OBJECTIVE: Extract the records below word for word and ignore the images.

ENTRIES PROVIDED:
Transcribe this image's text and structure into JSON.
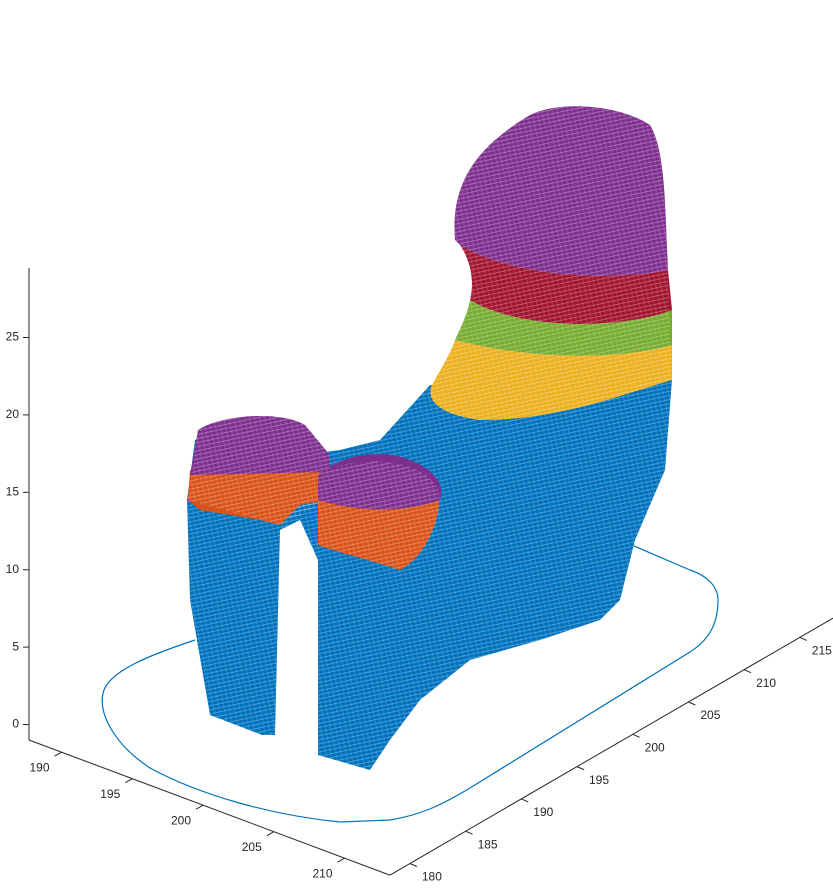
{
  "chart_data": {
    "type": "surface3d",
    "xlim": [
      187.7,
      213.2
    ],
    "xticks": [
      190,
      195,
      200,
      205,
      210
    ],
    "ylim": [
      178.2,
      218
    ],
    "yticks": [
      180,
      185,
      190,
      195,
      200,
      205,
      210,
      215
    ],
    "zlim": [
      -1,
      29.5
    ],
    "zticks": [
      0,
      5,
      10,
      15,
      20,
      25
    ]
  }
}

SOLUTION:
Transcribe this image's text and structure into JSON.
{
  "chart_data": {
    "type": "surface3d",
    "xlim": [
      187.7,
      213.2
    ],
    "xticks": [
      190,
      195,
      200,
      205,
      210
    ],
    "ylim": [
      178.2,
      218
    ],
    "yticks": [
      180,
      185,
      190,
      195,
      200,
      205,
      210,
      215
    ],
    "zlim": [
      -1,
      29.5
    ],
    "zticks": [
      0,
      5,
      10,
      15,
      20,
      25
    ]
  }
}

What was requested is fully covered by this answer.